(begin)

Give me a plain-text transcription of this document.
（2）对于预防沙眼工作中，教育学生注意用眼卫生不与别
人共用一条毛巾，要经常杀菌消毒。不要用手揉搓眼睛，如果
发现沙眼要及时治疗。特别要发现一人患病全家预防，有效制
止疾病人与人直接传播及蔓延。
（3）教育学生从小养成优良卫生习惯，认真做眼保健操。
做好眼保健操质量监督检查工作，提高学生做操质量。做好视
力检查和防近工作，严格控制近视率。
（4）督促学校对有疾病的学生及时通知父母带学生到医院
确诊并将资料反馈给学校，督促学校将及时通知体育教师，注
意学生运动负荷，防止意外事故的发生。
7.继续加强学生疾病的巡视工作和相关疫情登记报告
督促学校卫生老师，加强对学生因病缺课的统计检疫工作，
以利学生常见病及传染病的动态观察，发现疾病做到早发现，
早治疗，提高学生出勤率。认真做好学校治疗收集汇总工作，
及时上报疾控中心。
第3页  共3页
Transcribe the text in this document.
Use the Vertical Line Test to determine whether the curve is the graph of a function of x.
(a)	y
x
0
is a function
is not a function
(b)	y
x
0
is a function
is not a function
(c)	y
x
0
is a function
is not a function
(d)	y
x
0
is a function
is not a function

(end)

# PROBLEM TO WORK ON
Word for word, restate all of the data shown above.

# WRITTEN ANSWER
Give me a plain-text transcription of this document.
（2）对于预防沙眼工作中，教育学生注意用眼卫生不与别
人共用一条毛巾，要经常杀菌消毒。不要用手揉搓眼睛，如果
发现沙眼要及时治疗。特别要发现一人患病全家预防，有效制
止疾病人与人直接传播及蔓延。
（3）教育学生从小养成优良卫生习惯，认真做眼保健操。
做好眼保健操质量监督检查工作，提高学生做操质量。做好视
力检查和防近工作，严格控制近视率。
（4）督促学校对有疾病的学生及时通知父母带学生到医院
确诊并将资料反馈给学校，督促学校将及时通知体育教师，注
意学生运动负荷，防止意外事故的发生。
7.继续加强学生疾病的巡视工作和相关疫情登记报告
督促学校卫生老师，加强对学生因病缺课的统计检疫工作，
以利学生常见病及传染病的动态观察，发现疾病做到早发现，
早治疗，提高学生出勤率。认真做好学校治疗收集汇总工作，
及时上报疾控中心。
第3页  共3页
Transcribe the text in this document.
Use the Vertical Line Test to determine whether the curve is the graph of a function of x.
(a)	y
x
0
is a function
is not a function
(b)	y
x
0
is a function
is not a function
(c)	y
x
0
is a function
is not a function
(d)	y
x
0
is a function
is not a function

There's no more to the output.